** START OF Given entries **

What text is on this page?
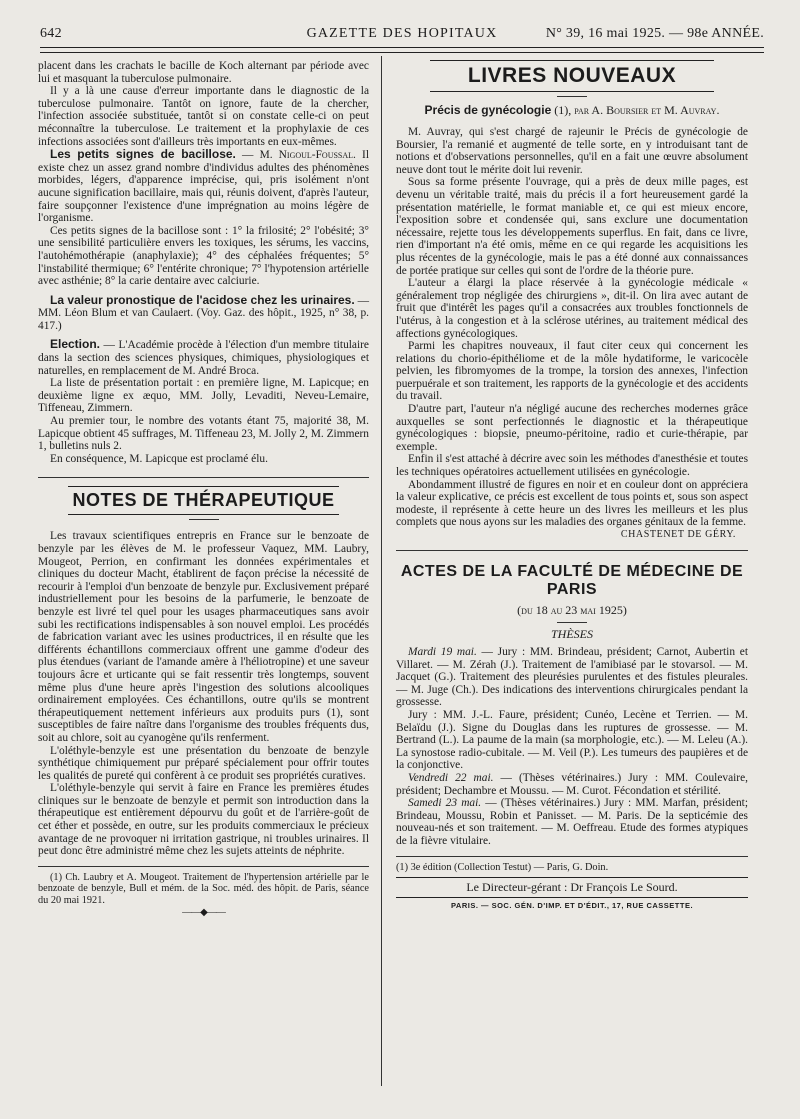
642	GAZETTE DES HOPITAUX	N° 39, 16 mai 1925. — 98e ANNÉE.

placent dans les crachats le bacille de Koch alternant par période avec lui et masquant la tuberculose pulmonaire.

Il y a là une cause d'erreur importante dans le diagnostic de la tuberculose pulmonaire. Tantôt on ignore, faute de la chercher, l'infection associée substituée, tantôt si on constate celle-ci on peut méconnaître la tuberculose. Le traitement et la prophylaxie de ces infections associées sont d'ailleurs très importants en eux-mêmes.

Les petits signes de bacillose. — M. Nigoul-Foussal. Il existe chez un assez grand nombre d'individus adultes des phénomènes morbides, légers, d'apparence imprécise, qui, pris isolément n'ont aucune signification bacillaire, mais qui, réunis doivent, d'après l'auteur, faire soupçonner l'existence d'une imprégnation au moins légère de l'organisme.

Ces petits signes de la bacillose sont : 1° la frilosité; 2° l'obésité; 3° une sensibilité particulière envers les toxiques, les sérums, les vaccins, l'autohémothérapie (anaphylaxie); 4° des céphalées fréquentes; 5° l'instabilité thermique; 6° l'entérite chronique; 7° l'hypotension artérielle avec asthénie; 8° la carie dentaire avec calciurie.

La valeur pronostique de l'acidose chez les urinaires. — MM. Léon Blum et van Caulaert. (Voy. Gaz. des hôpit., 1925, n° 38, p. 417.)

Election. — L'Académie procède à l'élection d'un membre titulaire dans la section des sciences physiques, chimiques, physiologiques et naturelles, en remplacement de M. André Broca.

La liste de présentation portait : en première ligne, M. Lapicque; en deuxième ligne ex æquo, MM. Jolly, Levaditi, Neveu-Lemaire, Tiffeneau, Zimmern.

Au premier tour, le nombre des votants étant 75, majorité 38, M. Lapicque obtient 45 suffrages, M. Tiffeneau 23, M. Jolly 2, M. Zimmern 1, bulletins nuls 2.

En conséquence, M. Lapicque est proclamé élu.

NOTES DE THÉRAPEUTIQUE

Les travaux scientifiques entrepris en France sur le benzoate de benzyle par les élèves de M. le professeur Vaquez, MM. Laubry, Mougeot, Perrion, en confirmant les données expérimentales et cliniques du docteur Macht, établirent de façon précise la nécessité de recourir à l'emploi d'un benzoate de benzyle pur. Exclusivement préparé industriellement pour les besoins de la parfumerie, le benzoate de benzyle est livré tel quel pour les usages pharmaceutiques sans avoir subi les rectifications indispensables à son nouvel emploi. Les procédés de fabrication variant avec les usines productrices, il en résulte que les différents échantillons commerciaux offrent une gamme d'odeur des plus étendues (variant de l'amande amère à l'héliotropine) et une saveur toujours âcre et urticante qui se fait ressentir très longtemps, souvent même plus d'une heure après l'ingestion des solutions alcooliques ordinairement employées. Ces échantillons, outre qu'ils se montrent thérapeutiquement nettement inférieurs aux produits purs (1), sont susceptibles de faire naître dans l'organisme des troubles fréquents dus, soit au chlore, soit au cyanogène qu'ils renferment.

L'oléthyle-benzyle est une présentation du benzoate de benzyle synthétique chimiquement pur préparé spécialement pour offrir toutes les qualités de pureté qui confèrent à ce produit ses propriétés curatives.

L'oléthyle-benzyle qui servit à faire en France les premières études cliniques sur le benzoate de benzyle et permit son introduction dans la thérapeutique est entièrement dépourvu du goût et de l'arrière-goût de cet éther et possède, en outre, sur les produits commerciaux le précieux avantage de ne provoquer ni irritation gastrique, ni troubles urinaires. Il peut donc être administré même chez les sujets atteints de néphrite.

(1) Ch. Laubry et A. Mougeot. Traitement de l'hypertension artérielle par le benzoate de benzyle, Bull et mém. de la Soc. méd. des hôpit. de Paris, séance du 20 mai 1921.

——◆——
LIVRES NOUVEAUX
Précis de gynécologie (1), par A. Boursier et M. Auvray.

M. Auvray, qui s'est chargé de rajeunir le Précis de gynécologie de Boursier, l'a remanié et augmenté de telle sorte, en y introduisant tant de notions et d'observations personnelles, qu'il en a fait une œuvre absolument neuve dont tout le mérite doit lui revenir.

Sous sa forme présente l'ouvrage, qui a près de deux mille pages, est devenu un véritable traité, mais du précis il a fort heureusement gardé la présentation matérielle, le format maniable et, ce qui est mieux encore, l'exposition sobre et condensée qui, sans exclure une documentation nécessaire, rejette tous les développements superflus. En fait, dans ce livre, rien d'important n'a été omis, même en ce qui regarde les acquisitions les plus récentes de la gynécologie, mais le pas a été donné aux connaissances de portée pratique sur celles qui sont de l'ordre de la théorie pure.

L'auteur a élargi la place réservée à la gynécologie médicale « généralement trop négligée des chirurgiens », dit-il. On lira avec autant de fruit que d'intérêt les pages qu'il a consacrées aux troubles fonctionnels de l'utérus, à la congestion et à la sclérose utérines, au traitement médical des affections gynécologiques.

Parmi les chapitres nouveaux, il faut citer ceux qui concernent les relations du chorio-épithéliome et de la môle hydatiforme, le varicocèle pelvien, les fibromyomes de la trompe, la torsion des annexes, l'infection puerpuérale et son traitement, les rapports de la gynécologie et des accidents du travail.

D'autre part, l'auteur n'a négligé aucune des recherches modernes grâce auxquelles se sont perfectionnés le diagnostic et la thérapeutique gynécologiques : biopsie, pneumo-péritoine, radio et curie-thérapie, par exemple.

Enfin il s'est attaché à décrire avec soin les méthodes d'anesthésie et toutes les techniques opératoires actuellement utilisées en gynécologie.

Abondamment illustré de figures en noir et en couleur dont on appréciera la valeur explicative, ce précis est excellent de tous points et, sous son aspect modeste, il représente à cette heure un des livres les meilleurs et les plus complets que nous ayons sur les maladies des organes génitaux de la femme.

CHASTENET DE GÉRY.
ACTES DE LA FACULTÉ DE MÉDECINE DE PARIS
(du 18 au 23 mai 1925)
THÈSES

Mardi 19 mai. — Jury : MM. Brindeau, président; Carnot, Aubertin et Villaret. — M. Zérah (J.). Traitement de l'amibiasé par le stovarsol. — M. Jacquet (G.). Traitement des pleurésies purulentes et des fistules pleurales. — M. Juge (Ch.). Des indications des interventions chirurgicales pendant la grossesse.

Jury : MM. J.-L. Faure, président; Cunéo, Lecène et Terrien. — M. Belaïdu (J.). Signe du Douglas dans les ruptures de grossesse. — M. Bertrand (L.). La paume de la main (sa morphologie, etc.). — M. Leleu (A.). La synostose radio-cubitale. — M. Veil (P.). Les tumeurs des paupières et de la conjonctive.

Vendredi 22 mai. — (Thèses vétérinaires.) Jury : MM. Coulevaire, président; Dechambre et Moussu. — M. Curot. Fécondation et stérilité.

Samedi 23 mai. — (Thèses vétérinaires.) Jury : MM. Marfan, président; Brindeau, Moussu, Robin et Panisset. — M. Paris. De la septicémie des nouveau-nés et son traitement. — M. Oeffreau. Etude des formes atypiques de la fièvre vitulaire.

(1) 3e édition (Collection Testut) — Paris, G. Doin.

Le Directeur-gérant : Dr François Le Sourd.
PARIS. — SOC. GÉN. D'IMP. ET D'ÉDIT., 17, RUE CASSETTE.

** END OF Given entries **

#### Aim of the exercise:
Each line holding the word "Jolly" counts once; report the total and nothing else.

#### Task answer:
2